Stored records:
↓
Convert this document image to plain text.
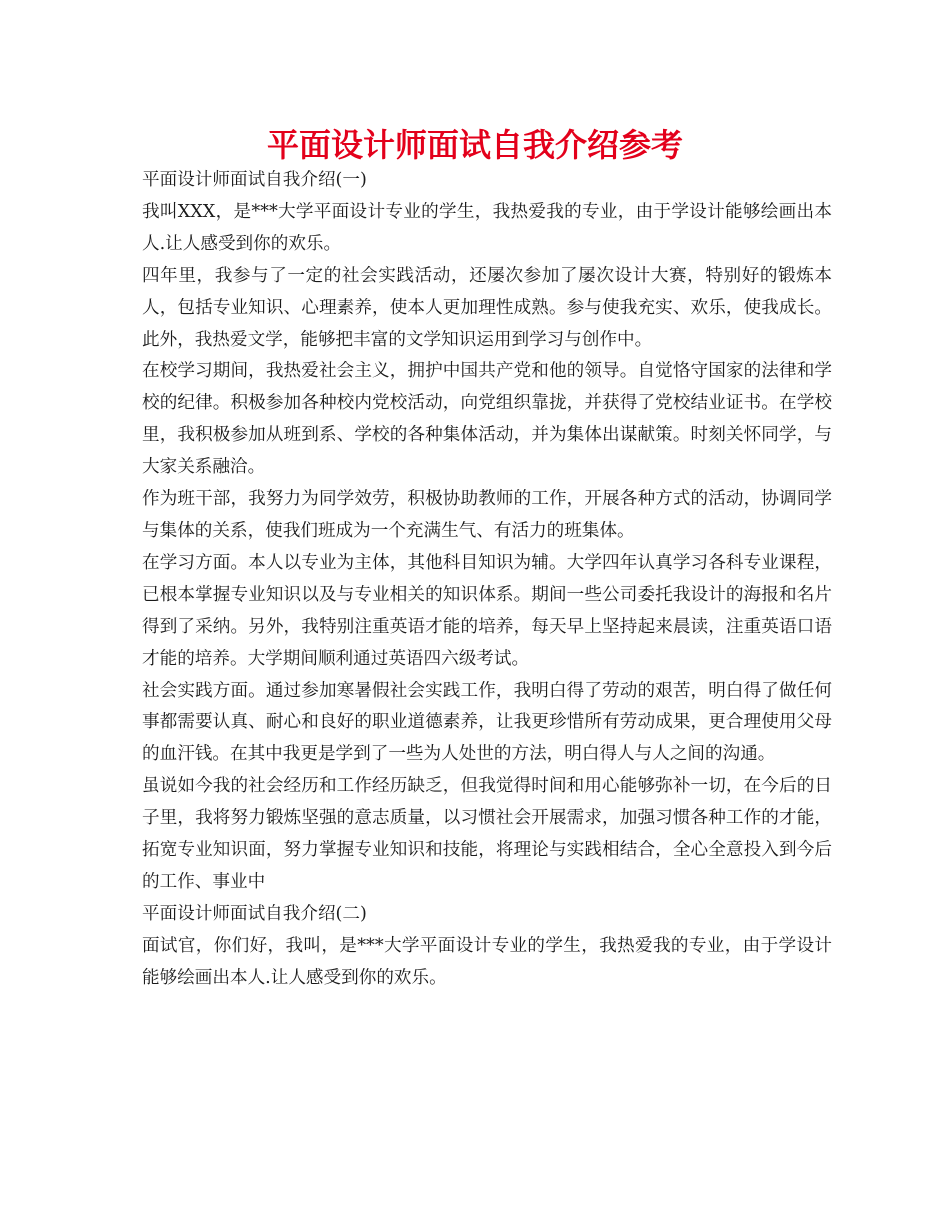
平面设计师面试自我介绍参考

平面设计师面试自我介绍(一)

我叫XXX，是***大学平面设计专业的学生，我热爱我的专业，由于学设计能够绘画出本人.让人感受到你的欢乐。

四年里，我参与了一定的社会实践活动，还屡次参加了屡次设计大赛，特别好的锻炼本人，包括专业知识、心理素养，使本人更加理性成熟。参与使我充实、欢乐，使我成长。此外，我热爱文学，能够把丰富的文学知识运用到学习与创作中。

在校学习期间，我热爱社会主义，拥护中国共产党和他的领导。自觉恪守国家的法律和学校的纪律。积极参加各种校内党校活动，向党组织靠拢，并获得了党校结业证书。在学校里，我积极参加从班到系、学校的各种集体活动，并为集体出谋献策。时刻关怀同学，与大家关系融洽。

作为班干部，我努力为同学效劳，积极协助教师的工作，开展各种方式的活动，协调同学与集体的关系，使我们班成为一个充满生气、有活力的班集体。

在学习方面。本人以专业为主体，其他科目知识为辅。大学四年认真学习各科专业课程，已根本掌握专业知识以及与专业相关的知识体系。期间一些公司委托我设计的海报和名片得到了采纳。另外，我特别注重英语才能的培养，每天早上坚持起来晨读，注重英语口语才能的培养。大学期间顺利通过英语四六级考试。

社会实践方面。通过参加寒暑假社会实践工作，我明白得了劳动的艰苦，明白得了做任何事都需要认真、耐心和良好的职业道德素养，让我更珍惜所有劳动成果，更合理使用父母的血汗钱。在其中我更是学到了一些为人处世的方法，明白得人与人之间的沟通。

虽说如今我的社会经历和工作经历缺乏，但我觉得时间和用心能够弥补一切，在今后的日子里，我将努力锻炼坚强的意志质量，以习惯社会开展需求，加强习惯各种工作的才能，拓宽专业知识面，努力掌握专业知识和技能，将理论与实践相结合，全心全意投入到今后的工作、事业中

平面设计师面试自我介绍(二)

面试官，你们好，我叫，是***大学平面设计专业的学生，我热爱我的专业，由于学设计能够绘画出本人.让人感受到你的欢乐。
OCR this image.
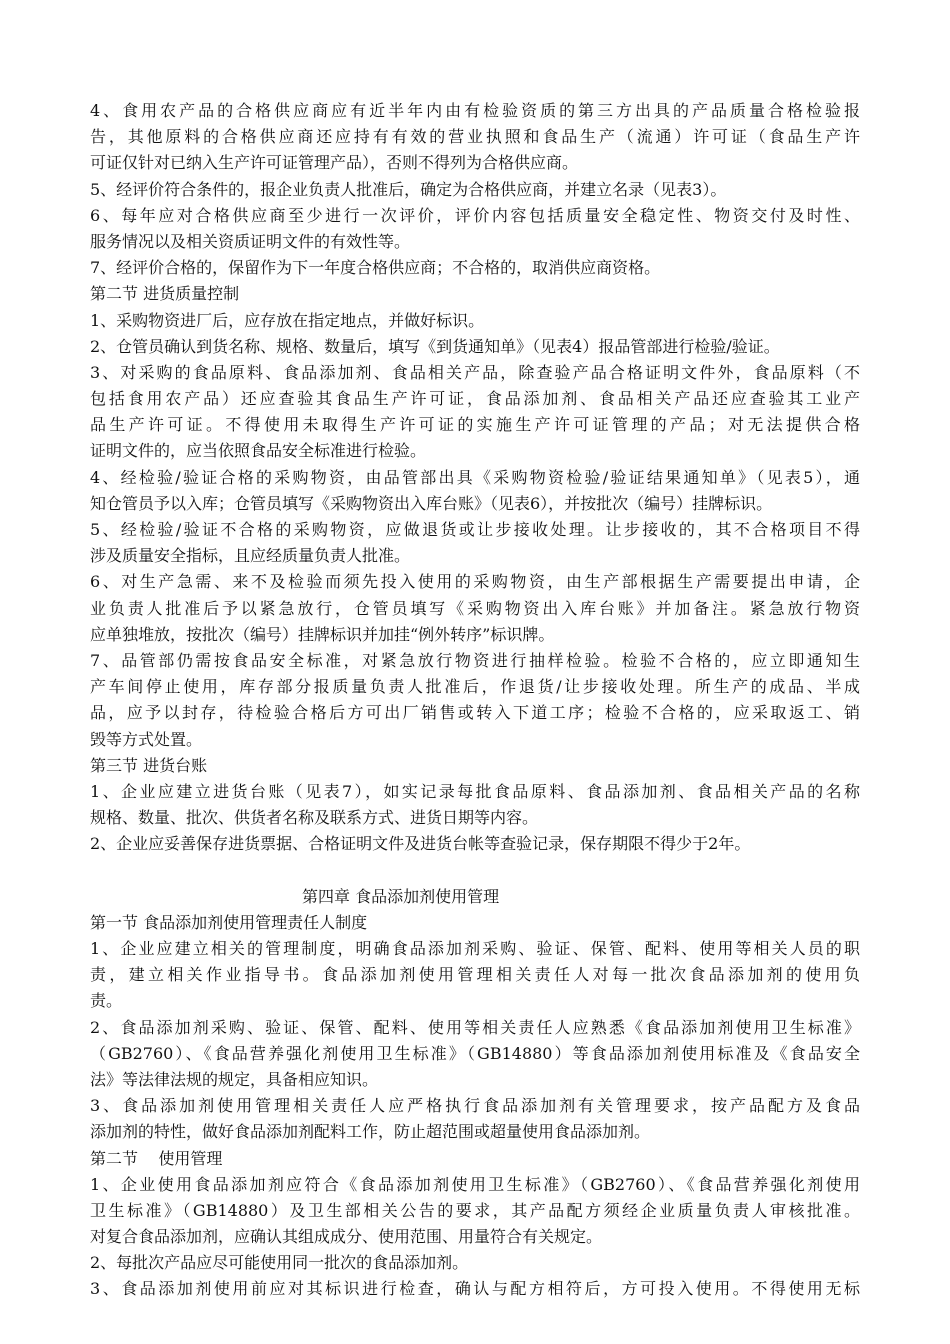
4、食用农产品的合格供应商应有近半年内由有检验资质的第三方出具的产品质量合格检验报
告，其他原料的合格供应商还应持有有效的营业执照和食品生产（流通）许可证（食品生产许
可证仅针对已纳入生产许可证管理产品），否则不得列为合格供应商。
5、经评价符合条件的，报企业负责人批准后，确定为合格供应商，并建立名录（见表3）。
6、每年应对合格供应商至少进行一次评价，评价内容包括质量安全稳定性、物资交付及时性、
服务情况以及相关资质证明文件的有效性等。
7、经评价合格的，保留作为下一年度合格供应商；不合格的，取消供应商资格。
第二节 进货质量控制
1、采购物资进厂后，应存放在指定地点，并做好标识。
2、仓管员确认到货名称、规格、数量后，填写《到货通知单》（见表4）报品管部进行检验/验证。
3、对采购的食品原料、食品添加剂、食品相关产品，除查验产品合格证明文件外，食品原料（不
包括食用农产品）还应查验其食品生产许可证，食品添加剂、食品相关产品还应查验其工业产
品生产许可证。不得使用未取得生产许可证的实施生产许可证管理的产品；对无法提供合格
证明文件的，应当依照食品安全标准进行检验。
4、经检验/验证合格的采购物资，由品管部出具《采购物资检验/验证结果通知单》（见表5），通
知仓管员予以入库；仓管员填写《采购物资出入库台账》（见表6），并按批次（编号）挂牌标识。
5、经检验/验证不合格的采购物资，应做退货或让步接收处理。让步接收的，其不合格项目不得
涉及质量安全指标，且应经质量负责人批准。
6、对生产急需、来不及检验而须先投入使用的采购物资，由生产部根据生产需要提出申请，企
业负责人批准后予以紧急放行，仓管员填写《采购物资出入库台账》并加备注。紧急放行物资
应单独堆放，按批次（编号）挂牌标识并加挂“例外转序”标识牌。
7、品管部仍需按食品安全标准，对紧急放行物资进行抽样检验。检验不合格的，应立即通知生
产车间停止使用，库存部分报质量负责人批准后，作退货/让步接收处理。所生产的成品、半成
品，应予以封存，待检验合格后方可出厂销售或转入下道工序；检验不合格的，应采取返工、销
毁等方式处置。
第三节 进货台账
1、企业应建立进货台账（见表7），如实记录每批食品原料、食品添加剂、食品相关产品的名称
规格、数量、批次、供货者名称及联系方式、进货日期等内容。
2、企业应妥善保存进货票据、合格证明文件及进货台帐等查验记录，保存期限不得少于2年。
第四章 食品添加剂使用管理
第一节 食品添加剂使用管理责任人制度
1、企业应建立相关的管理制度，明确食品添加剂采购、验证、保管、配料、使用等相关人员的职
责，建立相关作业指导书。食品添加剂使用管理相关责任人对每一批次食品添加剂的使用负
责。
2、食品添加剂采购、验证、保管、配料、使用等相关责任人应熟悉《食品添加剂使用卫生标准》
（GB2760）、《食品营养强化剂使用卫生标准》（GB14880）等食品添加剂使用标准及《食品安全
法》等法律法规的规定，具备相应知识。
3、食品添加剂使用管理相关责任人应严格执行食品添加剂有关管理要求，按产品配方及食品
添加剂的特性，做好食品添加剂配料工作，防止超范围或超量使用食品添加剂。
第二节    使用管理
1、企业使用食品添加剂应符合《食品添加剂使用卫生标准》（GB2760）、《食品营养强化剂使用
卫生标准》（GB14880）及卫生部相关公告的要求，其产品配方须经企业质量负责人审核批准。
对复合食品添加剂，应确认其组成成分、使用范围、用量符合有关规定。
2、每批次产品应尽可能使用同一批次的食品添加剂。
3、食品添加剂使用前应对其标识进行检查，确认与配方相符后，方可投入使用。不得使用无标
↑
→ **Required task**
Drop the images and quote the entries word for word.

→ **Task response**
Convert this document image to plain text.
平面设计师面试自我介绍参考

平面设计师面试自我介绍(一)

我叫XXX，是***大学平面设计专业的学生，我热爱我的专业，由于学设计能够绘画出本人.让人感受到你的欢乐。

四年里，我参与了一定的社会实践活动，还屡次参加了屡次设计大赛，特别好的锻炼本人，包括专业知识、心理素养，使本人更加理性成熟。参与使我充实、欢乐，使我成长。此外，我热爱文学，能够把丰富的文学知识运用到学习与创作中。

在校学习期间，我热爱社会主义，拥护中国共产党和他的领导。自觉恪守国家的法律和学校的纪律。积极参加各种校内党校活动，向党组织靠拢，并获得了党校结业证书。在学校里，我积极参加从班到系、学校的各种集体活动，并为集体出谋献策。时刻关怀同学，与大家关系融洽。

作为班干部，我努力为同学效劳，积极协助教师的工作，开展各种方式的活动，协调同学与集体的关系，使我们班成为一个充满生气、有活力的班集体。

在学习方面。本人以专业为主体，其他科目知识为辅。大学四年认真学习各科专业课程，已根本掌握专业知识以及与专业相关的知识体系。期间一些公司委托我设计的海报和名片得到了采纳。另外，我特别注重英语才能的培养，每天早上坚持起来晨读，注重英语口语才能的培养。大学期间顺利通过英语四六级考试。

社会实践方面。通过参加寒暑假社会实践工作，我明白得了劳动的艰苦，明白得了做任何事都需要认真、耐心和良好的职业道德素养，让我更珍惜所有劳动成果，更合理使用父母的血汗钱。在其中我更是学到了一些为人处世的方法，明白得人与人之间的沟通。

虽说如今我的社会经历和工作经历缺乏，但我觉得时间和用心能够弥补一切，在今后的日子里，我将努力锻炼坚强的意志质量，以习惯社会开展需求，加强习惯各种工作的才能，拓宽专业知识面，努力掌握专业知识和技能，将理论与实践相结合，全心全意投入到今后的工作、事业中

平面设计师面试自我介绍(二)

面试官，你们好，我叫，是***大学平面设计专业的学生，我热爱我的专业，由于学设计能够绘画出本人.让人感受到你的欢乐。
OCR this image.
4、食用农产品的合格供应商应有近半年内由有检验资质的第三方出具的产品质量合格检验报
告，其他原料的合格供应商还应持有有效的营业执照和食品生产（流通）许可证（食品生产许
可证仅针对已纳入生产许可证管理产品），否则不得列为合格供应商。
5、经评价符合条件的，报企业负责人批准后，确定为合格供应商，并建立名录（见表3）。
6、每年应对合格供应商至少进行一次评价，评价内容包括质量安全稳定性、物资交付及时性、
服务情况以及相关资质证明文件的有效性等。
7、经评价合格的，保留作为下一年度合格供应商；不合格的，取消供应商资格。
第二节 进货质量控制
1、采购物资进厂后，应存放在指定地点，并做好标识。
2、仓管员确认到货名称、规格、数量后，填写《到货通知单》（见表4）报品管部进行检验/验证。
3、对采购的食品原料、食品添加剂、食品相关产品，除查验产品合格证明文件外，食品原料（不
包括食用农产品）还应查验其食品生产许可证，食品添加剂、食品相关产品还应查验其工业产
品生产许可证。不得使用未取得生产许可证的实施生产许可证管理的产品；对无法提供合格
证明文件的，应当依照食品安全标准进行检验。
4、经检验/验证合格的采购物资，由品管部出具《采购物资检验/验证结果通知单》（见表5），通
知仓管员予以入库；仓管员填写《采购物资出入库台账》（见表6），并按批次（编号）挂牌标识。
5、经检验/验证不合格的采购物资，应做退货或让步接收处理。让步接收的，其不合格项目不得
涉及质量安全指标，且应经质量负责人批准。
6、对生产急需、来不及检验而须先投入使用的采购物资，由生产部根据生产需要提出申请，企
业负责人批准后予以紧急放行，仓管员填写《采购物资出入库台账》并加备注。紧急放行物资
应单独堆放，按批次（编号）挂牌标识并加挂“例外转序”标识牌。
7、品管部仍需按食品安全标准，对紧急放行物资进行抽样检验。检验不合格的，应立即通知生
产车间停止使用，库存部分报质量负责人批准后，作退货/让步接收处理。所生产的成品、半成
品，应予以封存，待检验合格后方可出厂销售或转入下道工序；检验不合格的，应采取返工、销
毁等方式处置。
第三节 进货台账
1、企业应建立进货台账（见表7），如实记录每批食品原料、食品添加剂、食品相关产品的名称
规格、数量、批次、供货者名称及联系方式、进货日期等内容。
2、企业应妥善保存进货票据、合格证明文件及进货台帐等查验记录，保存期限不得少于2年。
第四章 食品添加剂使用管理
第一节 食品添加剂使用管理责任人制度
1、企业应建立相关的管理制度，明确食品添加剂采购、验证、保管、配料、使用等相关人员的职
责，建立相关作业指导书。食品添加剂使用管理相关责任人对每一批次食品添加剂的使用负
责。
2、食品添加剂采购、验证、保管、配料、使用等相关责任人应熟悉《食品添加剂使用卫生标准》
（GB2760）、《食品营养强化剂使用卫生标准》（GB14880）等食品添加剂使用标准及《食品安全
法》等法律法规的规定，具备相应知识。
3、食品添加剂使用管理相关责任人应严格执行食品添加剂有关管理要求，按产品配方及食品
添加剂的特性，做好食品添加剂配料工作，防止超范围或超量使用食品添加剂。
第二节    使用管理
1、企业使用食品添加剂应符合《食品添加剂使用卫生标准》（GB2760）、《食品营养强化剂使用
卫生标准》（GB14880）及卫生部相关公告的要求，其产品配方须经企业质量负责人审核批准。
对复合食品添加剂，应确认其组成成分、使用范围、用量符合有关规定。
2、每批次产品应尽可能使用同一批次的食品添加剂。
3、食品添加剂使用前应对其标识进行检查，确认与配方相符后，方可投入使用。不得使用无标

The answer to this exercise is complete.